--- START ---

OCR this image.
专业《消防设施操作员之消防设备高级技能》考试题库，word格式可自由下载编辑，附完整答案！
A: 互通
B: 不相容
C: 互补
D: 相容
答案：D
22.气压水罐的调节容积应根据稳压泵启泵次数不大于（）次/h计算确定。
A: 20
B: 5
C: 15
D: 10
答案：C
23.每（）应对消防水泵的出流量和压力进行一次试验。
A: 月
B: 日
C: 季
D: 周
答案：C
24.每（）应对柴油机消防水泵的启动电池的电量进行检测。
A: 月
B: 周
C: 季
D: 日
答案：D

--- END ---

:: GOAL ::
Return the lines above exactly, keeping every word.

:: FINAL RESULT ::
OCR this image.
专业《消防设施操作员之消防设备高级技能》考试题库，word格式可自由下载编辑，附完整答案！
A: 互通
B: 不相容
C: 互补
D: 相容
答案：D
22.气压水罐的调节容积应根据稳压泵启泵次数不大于（）次/h计算确定。
A: 20
B: 5
C: 15
D: 10
答案：C
23.每（）应对消防水泵的出流量和压力进行一次试验。
A: 月
B: 日
C: 季
D: 周
答案：C
24.每（）应对柴油机消防水泵的启动电池的电量进行检测。
A: 月
B: 周
C: 季
D: 日
答案：D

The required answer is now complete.